* _Direction_: Your task is to transcribe the data in full.
— start Record extracts —
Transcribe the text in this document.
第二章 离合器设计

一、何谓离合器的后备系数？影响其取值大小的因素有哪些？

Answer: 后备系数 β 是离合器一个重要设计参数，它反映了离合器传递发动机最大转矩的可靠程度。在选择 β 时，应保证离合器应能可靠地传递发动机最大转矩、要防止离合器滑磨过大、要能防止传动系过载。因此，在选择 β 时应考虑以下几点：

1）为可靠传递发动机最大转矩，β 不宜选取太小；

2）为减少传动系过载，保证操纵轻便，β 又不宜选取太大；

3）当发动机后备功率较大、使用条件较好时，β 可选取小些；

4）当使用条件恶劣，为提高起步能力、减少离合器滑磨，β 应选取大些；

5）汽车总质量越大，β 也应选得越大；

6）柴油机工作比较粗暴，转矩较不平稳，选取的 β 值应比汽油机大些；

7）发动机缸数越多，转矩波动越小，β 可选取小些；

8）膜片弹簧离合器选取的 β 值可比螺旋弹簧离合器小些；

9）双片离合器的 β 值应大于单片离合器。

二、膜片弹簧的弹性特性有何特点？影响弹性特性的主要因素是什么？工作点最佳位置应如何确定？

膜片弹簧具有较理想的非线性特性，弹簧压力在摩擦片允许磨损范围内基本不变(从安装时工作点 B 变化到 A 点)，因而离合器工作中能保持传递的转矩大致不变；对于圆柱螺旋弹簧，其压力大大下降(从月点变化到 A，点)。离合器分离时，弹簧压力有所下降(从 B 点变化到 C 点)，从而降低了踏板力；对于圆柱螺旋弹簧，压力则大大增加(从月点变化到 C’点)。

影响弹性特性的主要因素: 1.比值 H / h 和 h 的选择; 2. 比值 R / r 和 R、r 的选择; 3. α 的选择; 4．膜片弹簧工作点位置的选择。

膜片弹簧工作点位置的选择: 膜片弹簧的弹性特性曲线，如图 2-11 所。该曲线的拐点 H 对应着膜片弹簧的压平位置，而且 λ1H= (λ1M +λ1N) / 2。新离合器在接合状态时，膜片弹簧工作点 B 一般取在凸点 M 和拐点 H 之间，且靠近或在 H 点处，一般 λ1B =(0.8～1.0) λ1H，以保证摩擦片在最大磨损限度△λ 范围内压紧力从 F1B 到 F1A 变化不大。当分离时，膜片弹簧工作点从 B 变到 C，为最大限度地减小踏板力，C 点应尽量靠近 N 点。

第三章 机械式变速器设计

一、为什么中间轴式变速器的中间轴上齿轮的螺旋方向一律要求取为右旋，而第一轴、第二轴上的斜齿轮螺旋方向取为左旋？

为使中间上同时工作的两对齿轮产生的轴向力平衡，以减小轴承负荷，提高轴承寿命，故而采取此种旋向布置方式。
— end Record extracts —
* _Task result_:
Transcribe the text in this document.
第二章 离合器设计

一、何谓离合器的后备系数？影响其取值大小的因素有哪些？

Answer: 后备系数 β 是离合器一个重要设计参数，它反映了离合器传递发动机最大转矩的可靠程度。在选择 β 时，应保证离合器应能可靠地传递发动机最大转矩、要防止离合器滑磨过大、要能防止传动系过载。因此，在选择 β 时应考虑以下几点：

1）为可靠传递发动机最大转矩，β 不宜选取太小；

2）为减少传动系过载，保证操纵轻便，β 又不宜选取太大；

3）当发动机后备功率较大、使用条件较好时，β 可选取小些；

4）当使用条件恶劣，为提高起步能力、减少离合器滑磨，β 应选取大些；

5）汽车总质量越大，β 也应选得越大；

6）柴油机工作比较粗暴，转矩较不平稳，选取的 β 值应比汽油机大些；

7）发动机缸数越多，转矩波动越小，β 可选取小些；

8）膜片弹簧离合器选取的 β 值可比螺旋弹簧离合器小些；

9）双片离合器的 β 值应大于单片离合器。

二、膜片弹簧的弹性特性有何特点？影响弹性特性的主要因素是什么？工作点最佳位置应如何确定？

膜片弹簧具有较理想的非线性特性，弹簧压力在摩擦片允许磨损范围内基本不变(从安装时工作点 B 变化到 A 点)，因而离合器工作中能保持传递的转矩大致不变；对于圆柱螺旋弹簧，其压力大大下降(从月点变化到 A，点)。离合器分离时，弹簧压力有所下降(从 B 点变化到 C 点)，从而降低了踏板力；对于圆柱螺旋弹簧，压力则大大增加(从月点变化到 C’点)。

影响弹性特性的主要因素: 1.比值 H / h 和 h 的选择; 2. 比值 R / r 和 R、r 的选择; 3. α 的选择; 4．膜片弹簧工作点位置的选择。

膜片弹簧工作点位置的选择: 膜片弹簧的弹性特性曲线，如图 2-11 所。该曲线的拐点 H 对应着膜片弹簧的压平位置，而且 λ1H= (λ1M +λ1N) / 2。新离合器在接合状态时，膜片弹簧工作点 B 一般取在凸点 M 和拐点 H 之间，且靠近或在 H 点处，一般 λ1B =(0.8～1.0) λ1H，以保证摩擦片在最大磨损限度△λ 范围内压紧力从 F1B 到 F1A 变化不大。当分离时，膜片弹簧工作点从 B 变到 C，为最大限度地减小踏板力，C 点应尽量靠近 N 点。

第三章 机械式变速器设计

一、为什么中间轴式变速器的中间轴上齿轮的螺旋方向一律要求取为右旋，而第一轴、第二轴上的斜齿轮螺旋方向取为左旋？

为使中间上同时工作的两对齿轮产生的轴向力平衡，以减小轴承负荷，提高轴承寿命，故而采取此种旋向布置方式。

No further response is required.